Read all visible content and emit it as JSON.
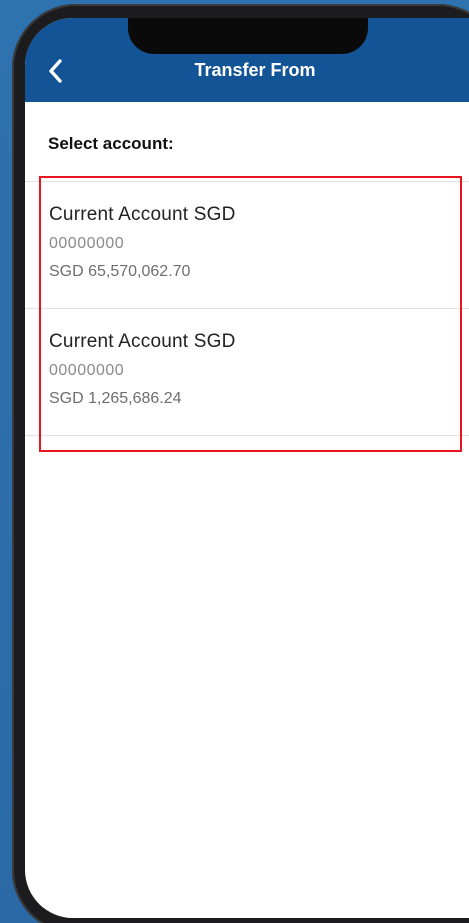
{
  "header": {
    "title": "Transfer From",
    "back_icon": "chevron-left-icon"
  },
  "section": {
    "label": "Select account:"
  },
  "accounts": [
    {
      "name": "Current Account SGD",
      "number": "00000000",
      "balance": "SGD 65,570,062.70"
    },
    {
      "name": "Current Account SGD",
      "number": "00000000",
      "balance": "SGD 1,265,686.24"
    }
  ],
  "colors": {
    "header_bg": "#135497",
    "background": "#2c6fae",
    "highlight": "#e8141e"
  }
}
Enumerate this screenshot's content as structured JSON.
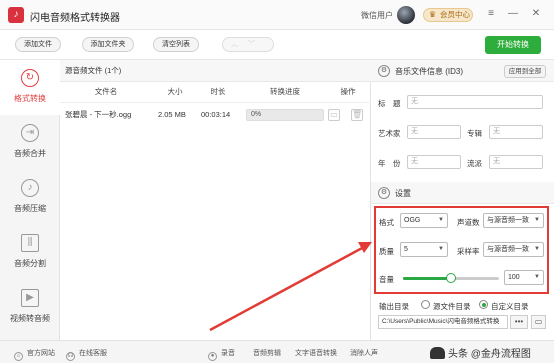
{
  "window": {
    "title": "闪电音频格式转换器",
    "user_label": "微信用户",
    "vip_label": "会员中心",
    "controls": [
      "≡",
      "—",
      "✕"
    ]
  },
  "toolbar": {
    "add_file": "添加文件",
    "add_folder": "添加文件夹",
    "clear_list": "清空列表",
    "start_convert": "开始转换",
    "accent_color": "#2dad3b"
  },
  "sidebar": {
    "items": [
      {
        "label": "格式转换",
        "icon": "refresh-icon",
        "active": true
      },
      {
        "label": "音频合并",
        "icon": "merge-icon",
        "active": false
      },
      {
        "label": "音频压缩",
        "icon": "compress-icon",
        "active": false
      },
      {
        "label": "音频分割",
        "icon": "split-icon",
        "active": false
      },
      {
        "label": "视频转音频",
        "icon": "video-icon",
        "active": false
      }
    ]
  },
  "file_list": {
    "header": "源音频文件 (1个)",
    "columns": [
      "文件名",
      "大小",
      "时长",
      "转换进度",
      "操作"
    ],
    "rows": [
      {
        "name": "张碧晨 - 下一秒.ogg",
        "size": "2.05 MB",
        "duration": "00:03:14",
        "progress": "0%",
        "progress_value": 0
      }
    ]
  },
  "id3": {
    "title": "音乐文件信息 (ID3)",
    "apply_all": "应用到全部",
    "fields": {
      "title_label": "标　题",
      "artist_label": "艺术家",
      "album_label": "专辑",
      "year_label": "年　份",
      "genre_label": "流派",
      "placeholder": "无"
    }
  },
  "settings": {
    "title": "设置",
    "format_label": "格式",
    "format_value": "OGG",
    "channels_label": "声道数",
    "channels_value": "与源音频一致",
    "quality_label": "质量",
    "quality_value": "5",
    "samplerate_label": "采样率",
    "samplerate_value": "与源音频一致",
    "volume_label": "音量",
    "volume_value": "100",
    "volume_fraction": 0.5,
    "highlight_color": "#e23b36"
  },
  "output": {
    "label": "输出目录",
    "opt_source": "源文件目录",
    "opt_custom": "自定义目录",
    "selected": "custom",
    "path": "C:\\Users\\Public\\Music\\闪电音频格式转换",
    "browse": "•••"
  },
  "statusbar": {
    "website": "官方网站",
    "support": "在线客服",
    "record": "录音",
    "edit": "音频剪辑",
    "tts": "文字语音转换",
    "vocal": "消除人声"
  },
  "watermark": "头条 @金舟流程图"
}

* * *

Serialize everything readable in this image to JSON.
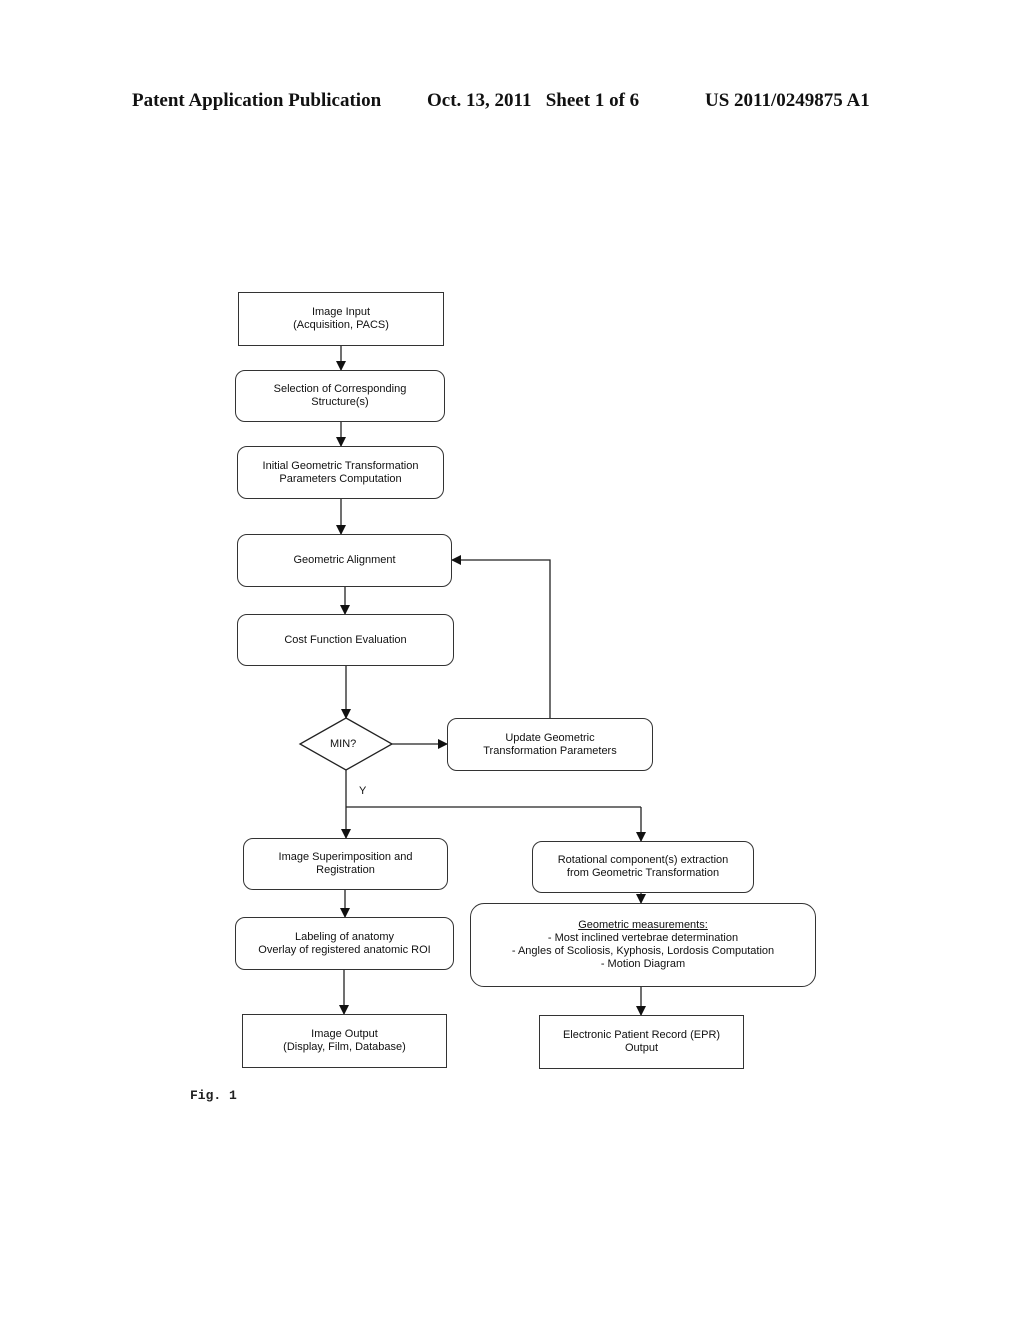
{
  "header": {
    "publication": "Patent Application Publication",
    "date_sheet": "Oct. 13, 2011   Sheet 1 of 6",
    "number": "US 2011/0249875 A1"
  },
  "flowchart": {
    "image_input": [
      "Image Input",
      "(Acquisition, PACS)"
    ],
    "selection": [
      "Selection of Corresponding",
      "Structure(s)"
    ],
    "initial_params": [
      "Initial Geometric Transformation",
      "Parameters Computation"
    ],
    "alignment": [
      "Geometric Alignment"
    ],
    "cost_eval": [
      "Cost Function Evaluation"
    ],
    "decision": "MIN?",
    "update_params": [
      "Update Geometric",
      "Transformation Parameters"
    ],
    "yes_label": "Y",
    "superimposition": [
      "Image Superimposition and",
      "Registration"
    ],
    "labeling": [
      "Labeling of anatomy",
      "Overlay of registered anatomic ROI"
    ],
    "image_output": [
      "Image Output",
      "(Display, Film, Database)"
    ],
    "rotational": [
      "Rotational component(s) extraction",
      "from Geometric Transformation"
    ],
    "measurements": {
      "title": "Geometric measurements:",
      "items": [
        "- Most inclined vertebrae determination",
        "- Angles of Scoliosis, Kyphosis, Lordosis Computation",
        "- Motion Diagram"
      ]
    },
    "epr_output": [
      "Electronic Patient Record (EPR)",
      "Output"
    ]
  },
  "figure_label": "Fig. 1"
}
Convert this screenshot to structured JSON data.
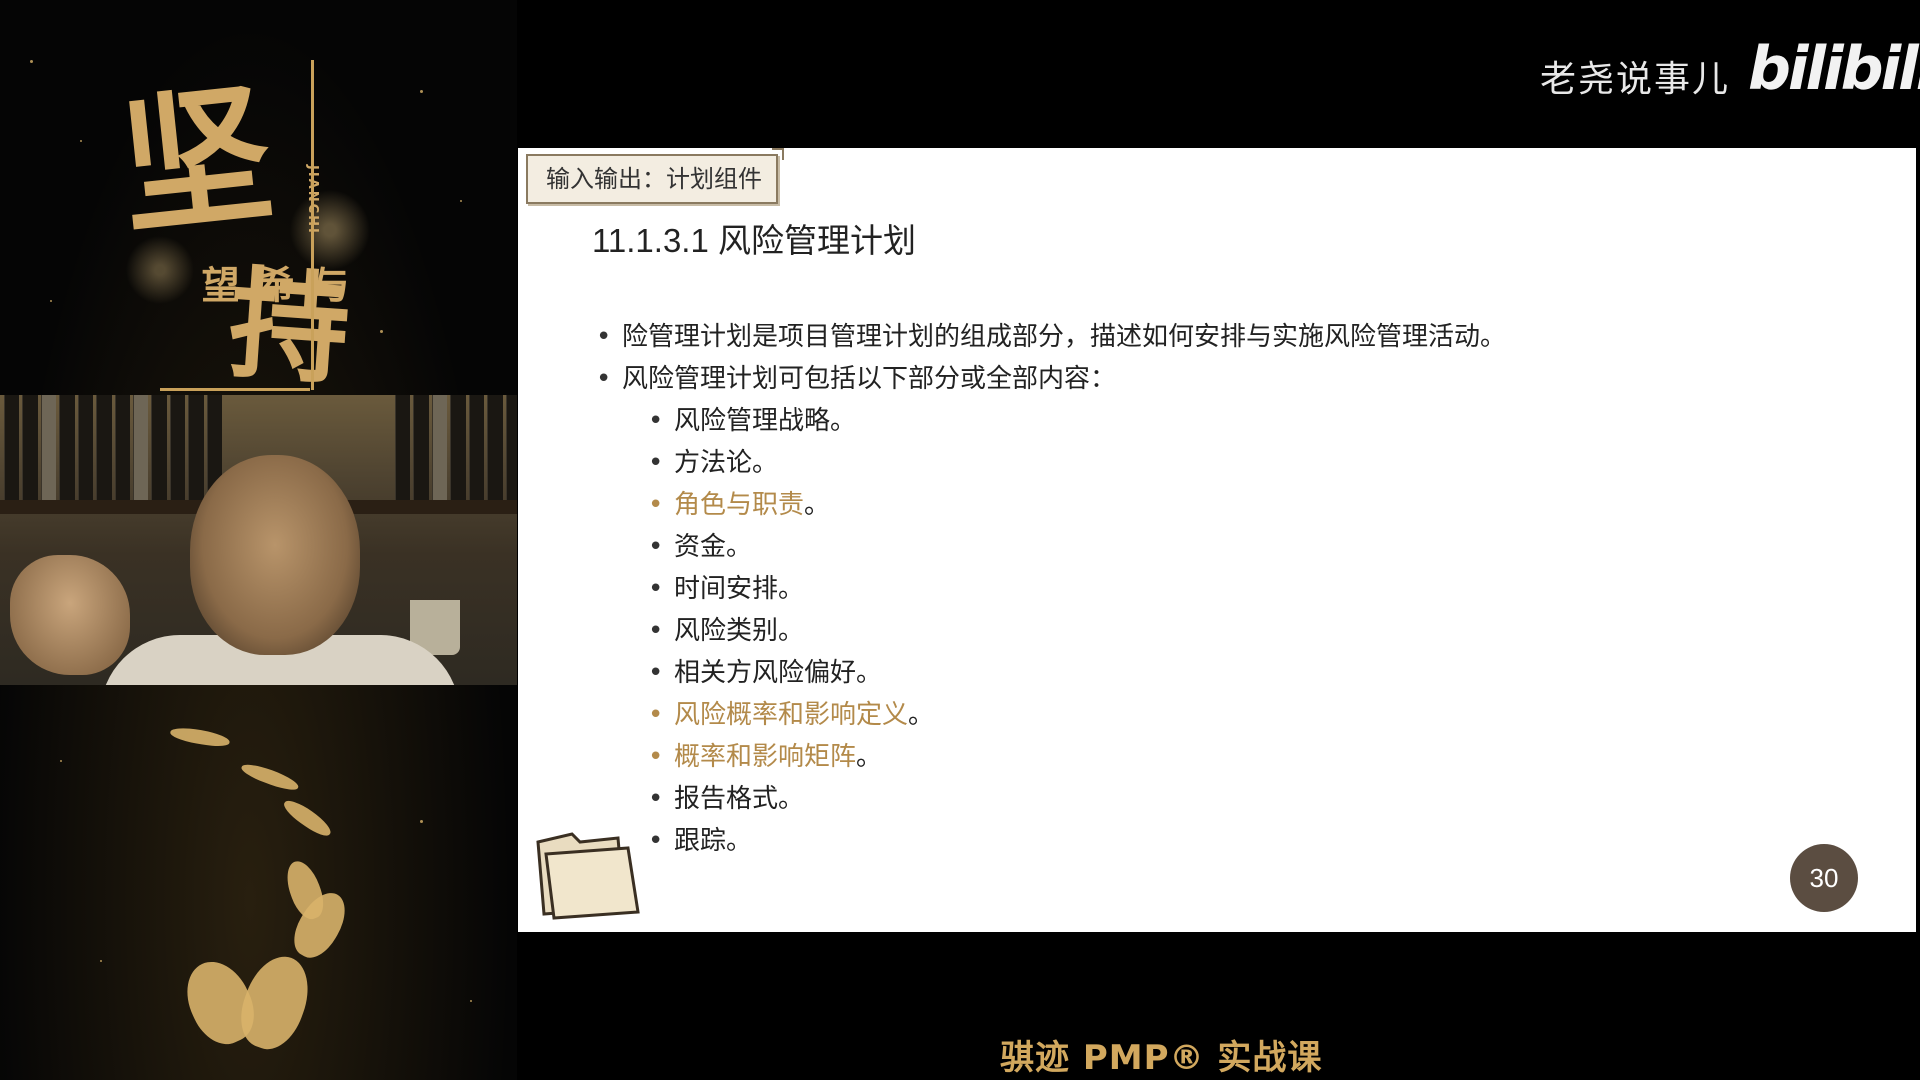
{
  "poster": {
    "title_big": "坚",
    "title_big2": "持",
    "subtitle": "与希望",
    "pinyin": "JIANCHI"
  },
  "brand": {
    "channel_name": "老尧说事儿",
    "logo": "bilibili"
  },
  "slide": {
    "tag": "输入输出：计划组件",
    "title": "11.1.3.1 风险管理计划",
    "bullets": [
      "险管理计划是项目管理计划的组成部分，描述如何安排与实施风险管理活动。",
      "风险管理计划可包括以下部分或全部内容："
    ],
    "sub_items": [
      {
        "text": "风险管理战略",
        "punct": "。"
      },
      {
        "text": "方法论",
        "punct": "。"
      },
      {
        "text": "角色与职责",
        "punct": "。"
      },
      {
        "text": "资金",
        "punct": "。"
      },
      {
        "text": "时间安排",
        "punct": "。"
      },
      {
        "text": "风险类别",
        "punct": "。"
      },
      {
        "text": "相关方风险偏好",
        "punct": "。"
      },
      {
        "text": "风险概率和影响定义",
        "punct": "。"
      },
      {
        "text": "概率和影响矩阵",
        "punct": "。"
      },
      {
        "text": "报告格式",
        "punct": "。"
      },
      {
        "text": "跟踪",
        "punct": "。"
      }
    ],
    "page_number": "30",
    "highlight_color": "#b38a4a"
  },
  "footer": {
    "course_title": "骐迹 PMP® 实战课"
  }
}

...

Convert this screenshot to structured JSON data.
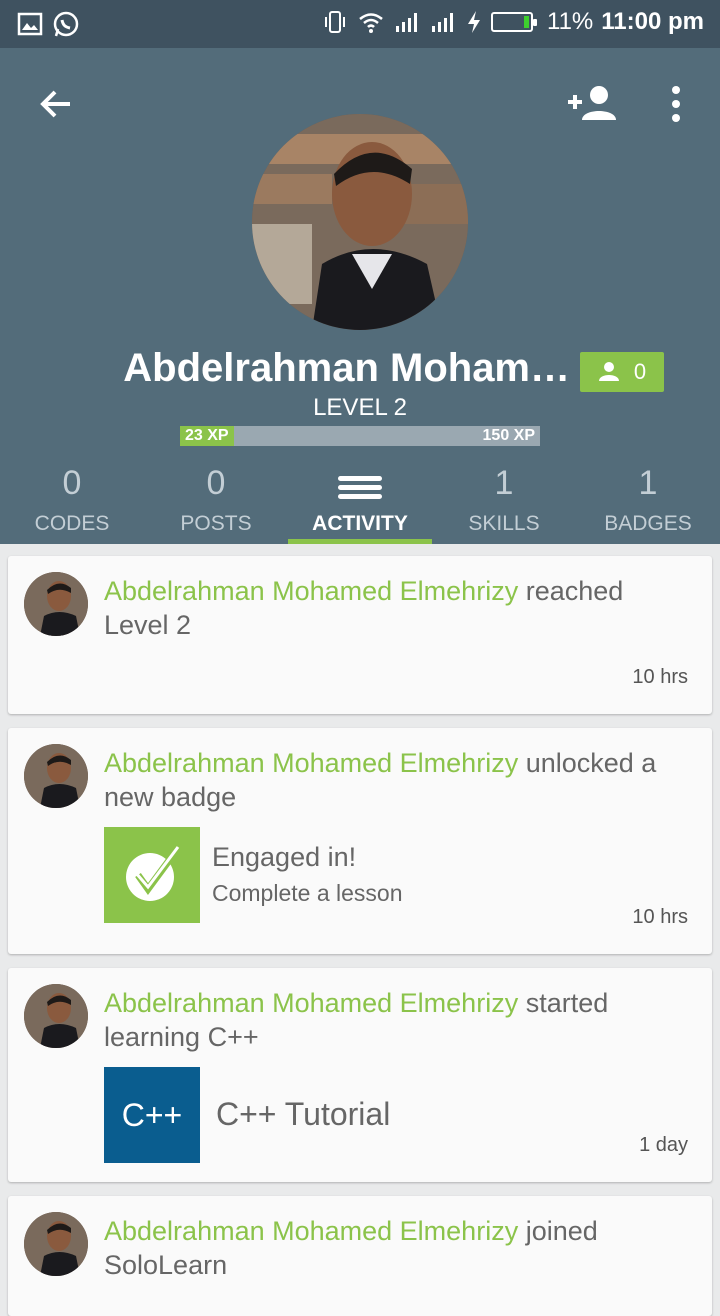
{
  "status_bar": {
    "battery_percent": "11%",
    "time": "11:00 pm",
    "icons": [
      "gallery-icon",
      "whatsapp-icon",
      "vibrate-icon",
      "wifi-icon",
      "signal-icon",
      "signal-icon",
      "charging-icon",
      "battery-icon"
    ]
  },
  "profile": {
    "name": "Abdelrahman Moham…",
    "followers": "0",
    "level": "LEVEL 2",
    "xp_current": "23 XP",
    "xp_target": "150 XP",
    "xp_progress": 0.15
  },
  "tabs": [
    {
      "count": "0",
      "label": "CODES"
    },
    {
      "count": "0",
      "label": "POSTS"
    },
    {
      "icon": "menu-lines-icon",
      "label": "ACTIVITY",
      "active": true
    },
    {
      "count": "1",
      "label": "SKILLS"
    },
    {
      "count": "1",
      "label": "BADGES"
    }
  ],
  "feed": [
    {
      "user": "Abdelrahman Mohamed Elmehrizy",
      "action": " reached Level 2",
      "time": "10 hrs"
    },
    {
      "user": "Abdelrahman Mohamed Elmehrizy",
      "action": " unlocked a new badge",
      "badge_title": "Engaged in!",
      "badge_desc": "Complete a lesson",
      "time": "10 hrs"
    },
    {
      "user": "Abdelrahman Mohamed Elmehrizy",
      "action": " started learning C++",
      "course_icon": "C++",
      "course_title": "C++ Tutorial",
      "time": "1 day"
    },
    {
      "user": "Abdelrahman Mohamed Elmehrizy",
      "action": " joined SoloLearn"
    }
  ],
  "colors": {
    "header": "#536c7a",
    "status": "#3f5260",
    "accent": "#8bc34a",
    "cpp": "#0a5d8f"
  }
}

**The exercise:** Using the material above, work out how many lines contain the string "time". Give that number alone.

**Exercise solution:** 4